- Challenge -
Copy out every line exactly as given.

- Stored rows -
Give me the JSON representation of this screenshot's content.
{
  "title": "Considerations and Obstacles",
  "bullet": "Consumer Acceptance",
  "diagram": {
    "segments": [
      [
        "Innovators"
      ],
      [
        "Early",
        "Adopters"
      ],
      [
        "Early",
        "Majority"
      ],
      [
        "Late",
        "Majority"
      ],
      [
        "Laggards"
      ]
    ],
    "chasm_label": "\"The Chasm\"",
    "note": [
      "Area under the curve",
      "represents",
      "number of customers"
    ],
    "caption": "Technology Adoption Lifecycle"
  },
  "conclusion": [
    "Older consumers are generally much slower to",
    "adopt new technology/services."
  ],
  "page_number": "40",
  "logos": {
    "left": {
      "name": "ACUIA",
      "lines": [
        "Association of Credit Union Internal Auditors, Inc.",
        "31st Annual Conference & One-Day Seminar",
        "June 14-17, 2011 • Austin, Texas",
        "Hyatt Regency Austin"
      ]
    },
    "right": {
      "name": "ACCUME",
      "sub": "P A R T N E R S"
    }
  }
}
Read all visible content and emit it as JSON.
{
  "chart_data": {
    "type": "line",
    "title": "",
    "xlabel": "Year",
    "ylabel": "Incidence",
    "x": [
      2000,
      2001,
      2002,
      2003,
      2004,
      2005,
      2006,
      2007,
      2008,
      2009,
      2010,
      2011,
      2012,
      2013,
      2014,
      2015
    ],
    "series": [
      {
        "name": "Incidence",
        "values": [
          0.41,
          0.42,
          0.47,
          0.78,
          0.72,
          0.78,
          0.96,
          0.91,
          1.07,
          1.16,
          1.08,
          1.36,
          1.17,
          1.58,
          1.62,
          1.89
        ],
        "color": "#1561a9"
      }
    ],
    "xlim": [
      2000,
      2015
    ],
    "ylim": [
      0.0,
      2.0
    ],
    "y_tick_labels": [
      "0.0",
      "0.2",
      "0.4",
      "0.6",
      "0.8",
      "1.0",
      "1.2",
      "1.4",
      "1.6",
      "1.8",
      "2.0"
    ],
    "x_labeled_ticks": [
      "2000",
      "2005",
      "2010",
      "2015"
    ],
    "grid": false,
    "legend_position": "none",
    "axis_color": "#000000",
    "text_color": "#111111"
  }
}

- Task solution -
Give me the JSON representation of this screenshot's content.
{
  "title": "Considerations and Obstacles",
  "bullet": "Consumer Acceptance",
  "diagram": {
    "segments": [
      [
        "Innovators"
      ],
      [
        "Early",
        "Adopters"
      ],
      [
        "Early",
        "Majority"
      ],
      [
        "Late",
        "Majority"
      ],
      [
        "Laggards"
      ]
    ],
    "chasm_label": "\"The Chasm\"",
    "note": [
      "Area under the curve",
      "represents",
      "number of customers"
    ],
    "caption": "Technology Adoption Lifecycle"
  },
  "conclusion": [
    "Older consumers are generally much slower to",
    "adopt new technology/services."
  ],
  "page_number": "40",
  "logos": {
    "left": {
      "name": "ACUIA",
      "lines": [
        "Association of Credit Union Internal Auditors, Inc.",
        "31st Annual Conference & One-Day Seminar",
        "June 14-17, 2011 • Austin, Texas",
        "Hyatt Regency Austin"
      ]
    },
    "right": {
      "name": "ACCUME",
      "sub": "P A R T N E R S"
    }
  }
}
Read all visible content and emit it as JSON.
{
  "chart_data": {
    "type": "line",
    "title": "",
    "xlabel": "Year",
    "ylabel": "Incidence",
    "x": [
      2000,
      2001,
      2002,
      2003,
      2004,
      2005,
      2006,
      2007,
      2008,
      2009,
      2010,
      2011,
      2012,
      2013,
      2014,
      2015
    ],
    "series": [
      {
        "name": "Incidence",
        "values": [
          0.41,
          0.42,
          0.47,
          0.78,
          0.72,
          0.78,
          0.96,
          0.91,
          1.07,
          1.16,
          1.08,
          1.36,
          1.17,
          1.58,
          1.62,
          1.89
        ],
        "color": "#1561a9"
      }
    ],
    "xlim": [
      2000,
      2015
    ],
    "ylim": [
      0.0,
      2.0
    ],
    "y_tick_labels": [
      "0.0",
      "0.2",
      "0.4",
      "0.6",
      "0.8",
      "1.0",
      "1.2",
      "1.4",
      "1.6",
      "1.8",
      "2.0"
    ],
    "x_labeled_ticks": [
      "2000",
      "2005",
      "2010",
      "2015"
    ],
    "grid": false,
    "legend_position": "none",
    "axis_color": "#000000",
    "text_color": "#111111"
  }
}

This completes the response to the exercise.